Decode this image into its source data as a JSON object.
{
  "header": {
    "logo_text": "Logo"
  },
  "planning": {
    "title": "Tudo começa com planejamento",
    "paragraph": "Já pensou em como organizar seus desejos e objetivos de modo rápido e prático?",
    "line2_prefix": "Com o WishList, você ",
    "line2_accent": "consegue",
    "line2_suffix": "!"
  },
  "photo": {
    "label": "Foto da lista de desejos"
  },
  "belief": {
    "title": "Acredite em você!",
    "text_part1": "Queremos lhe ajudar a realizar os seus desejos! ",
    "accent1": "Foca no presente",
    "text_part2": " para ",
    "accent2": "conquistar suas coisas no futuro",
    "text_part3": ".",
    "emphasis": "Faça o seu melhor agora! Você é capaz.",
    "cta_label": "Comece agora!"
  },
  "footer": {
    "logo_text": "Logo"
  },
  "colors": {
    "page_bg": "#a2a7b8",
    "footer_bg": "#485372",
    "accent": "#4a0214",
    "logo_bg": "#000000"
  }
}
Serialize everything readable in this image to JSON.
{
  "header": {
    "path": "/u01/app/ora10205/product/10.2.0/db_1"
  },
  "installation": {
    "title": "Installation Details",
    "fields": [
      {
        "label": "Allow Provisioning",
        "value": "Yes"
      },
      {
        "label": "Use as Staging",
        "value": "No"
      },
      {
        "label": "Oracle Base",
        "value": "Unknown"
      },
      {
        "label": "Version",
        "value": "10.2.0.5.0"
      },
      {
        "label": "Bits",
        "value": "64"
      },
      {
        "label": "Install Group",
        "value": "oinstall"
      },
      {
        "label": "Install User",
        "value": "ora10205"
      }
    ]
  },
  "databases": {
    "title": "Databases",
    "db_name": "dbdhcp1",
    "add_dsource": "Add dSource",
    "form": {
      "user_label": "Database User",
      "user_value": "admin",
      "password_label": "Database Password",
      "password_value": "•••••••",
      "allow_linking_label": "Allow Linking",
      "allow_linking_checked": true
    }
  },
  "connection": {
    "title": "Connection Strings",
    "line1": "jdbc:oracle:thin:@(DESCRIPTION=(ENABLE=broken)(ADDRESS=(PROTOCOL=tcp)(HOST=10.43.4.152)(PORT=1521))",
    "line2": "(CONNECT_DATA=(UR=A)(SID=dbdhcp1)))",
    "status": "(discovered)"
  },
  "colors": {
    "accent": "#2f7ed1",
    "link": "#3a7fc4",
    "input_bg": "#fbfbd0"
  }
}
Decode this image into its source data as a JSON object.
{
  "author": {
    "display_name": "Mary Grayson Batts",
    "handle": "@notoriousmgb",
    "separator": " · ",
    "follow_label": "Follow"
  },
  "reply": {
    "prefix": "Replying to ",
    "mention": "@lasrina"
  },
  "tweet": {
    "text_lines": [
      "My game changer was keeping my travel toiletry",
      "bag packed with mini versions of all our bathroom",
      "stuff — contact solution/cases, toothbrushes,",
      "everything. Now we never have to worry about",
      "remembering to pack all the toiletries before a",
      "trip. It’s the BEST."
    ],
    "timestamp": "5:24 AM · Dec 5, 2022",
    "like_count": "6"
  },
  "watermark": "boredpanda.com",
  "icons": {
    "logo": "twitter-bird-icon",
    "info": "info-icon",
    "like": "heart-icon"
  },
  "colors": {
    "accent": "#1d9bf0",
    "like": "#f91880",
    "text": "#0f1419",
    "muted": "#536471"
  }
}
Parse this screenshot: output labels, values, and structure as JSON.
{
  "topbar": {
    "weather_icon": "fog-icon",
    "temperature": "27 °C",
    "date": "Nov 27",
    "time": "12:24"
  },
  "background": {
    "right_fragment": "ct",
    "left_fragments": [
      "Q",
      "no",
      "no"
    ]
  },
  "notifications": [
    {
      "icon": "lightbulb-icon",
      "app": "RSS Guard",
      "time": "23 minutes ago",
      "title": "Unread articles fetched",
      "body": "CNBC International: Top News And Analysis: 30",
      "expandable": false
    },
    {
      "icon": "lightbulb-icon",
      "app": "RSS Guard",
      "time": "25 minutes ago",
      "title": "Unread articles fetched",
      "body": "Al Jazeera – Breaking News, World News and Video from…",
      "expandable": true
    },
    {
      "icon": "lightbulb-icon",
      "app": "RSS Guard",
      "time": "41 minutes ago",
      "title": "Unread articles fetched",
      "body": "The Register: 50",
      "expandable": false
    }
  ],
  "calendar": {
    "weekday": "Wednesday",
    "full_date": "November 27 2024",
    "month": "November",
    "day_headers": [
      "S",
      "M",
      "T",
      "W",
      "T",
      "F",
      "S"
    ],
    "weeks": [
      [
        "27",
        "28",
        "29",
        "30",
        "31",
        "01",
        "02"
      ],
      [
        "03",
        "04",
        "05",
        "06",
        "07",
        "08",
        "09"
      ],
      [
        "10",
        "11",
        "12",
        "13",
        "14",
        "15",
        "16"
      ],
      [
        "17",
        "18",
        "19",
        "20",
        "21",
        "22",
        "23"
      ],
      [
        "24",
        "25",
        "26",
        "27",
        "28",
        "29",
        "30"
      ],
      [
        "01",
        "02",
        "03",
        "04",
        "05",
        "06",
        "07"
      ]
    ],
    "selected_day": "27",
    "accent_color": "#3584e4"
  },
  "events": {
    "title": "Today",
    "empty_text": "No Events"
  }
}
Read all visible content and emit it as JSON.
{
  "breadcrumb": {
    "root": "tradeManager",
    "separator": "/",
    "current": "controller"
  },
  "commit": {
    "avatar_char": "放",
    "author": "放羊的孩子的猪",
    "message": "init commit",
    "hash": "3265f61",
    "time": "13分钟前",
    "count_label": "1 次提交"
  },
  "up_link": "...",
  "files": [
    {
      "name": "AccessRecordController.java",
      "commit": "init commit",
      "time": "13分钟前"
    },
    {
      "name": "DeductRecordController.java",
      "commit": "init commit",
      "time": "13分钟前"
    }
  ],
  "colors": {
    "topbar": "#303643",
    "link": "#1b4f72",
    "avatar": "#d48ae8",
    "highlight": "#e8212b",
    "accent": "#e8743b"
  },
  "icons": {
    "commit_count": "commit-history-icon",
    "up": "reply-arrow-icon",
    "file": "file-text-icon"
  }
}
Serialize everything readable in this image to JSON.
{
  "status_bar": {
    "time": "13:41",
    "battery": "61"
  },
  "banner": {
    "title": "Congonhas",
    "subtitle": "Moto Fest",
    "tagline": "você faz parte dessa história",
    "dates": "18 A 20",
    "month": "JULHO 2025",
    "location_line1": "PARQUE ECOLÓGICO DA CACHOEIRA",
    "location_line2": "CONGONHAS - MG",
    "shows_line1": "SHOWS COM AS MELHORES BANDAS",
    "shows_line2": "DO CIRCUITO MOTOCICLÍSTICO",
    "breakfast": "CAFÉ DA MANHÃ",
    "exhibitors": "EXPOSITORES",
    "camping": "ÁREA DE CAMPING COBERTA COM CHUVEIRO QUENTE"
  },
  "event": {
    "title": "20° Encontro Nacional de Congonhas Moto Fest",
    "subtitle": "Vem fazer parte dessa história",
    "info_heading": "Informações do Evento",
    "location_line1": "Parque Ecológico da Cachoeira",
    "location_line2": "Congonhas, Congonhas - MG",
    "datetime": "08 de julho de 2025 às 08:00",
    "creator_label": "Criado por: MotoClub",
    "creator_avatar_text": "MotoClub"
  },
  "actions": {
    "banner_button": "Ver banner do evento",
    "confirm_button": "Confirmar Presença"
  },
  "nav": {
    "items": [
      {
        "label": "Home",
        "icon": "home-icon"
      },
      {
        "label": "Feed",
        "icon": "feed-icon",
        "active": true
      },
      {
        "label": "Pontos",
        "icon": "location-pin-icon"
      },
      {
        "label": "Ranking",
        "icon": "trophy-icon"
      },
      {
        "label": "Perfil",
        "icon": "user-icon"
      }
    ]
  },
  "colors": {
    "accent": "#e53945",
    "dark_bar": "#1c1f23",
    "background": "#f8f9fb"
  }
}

▸ **AIM OF THE TASK**: Return every line containing "subtitle".

▸ **EXERCISE RESPONSE**:
    "subtitle": "Moto Fest",
    "subtitle": "Vem fazer parte dessa história",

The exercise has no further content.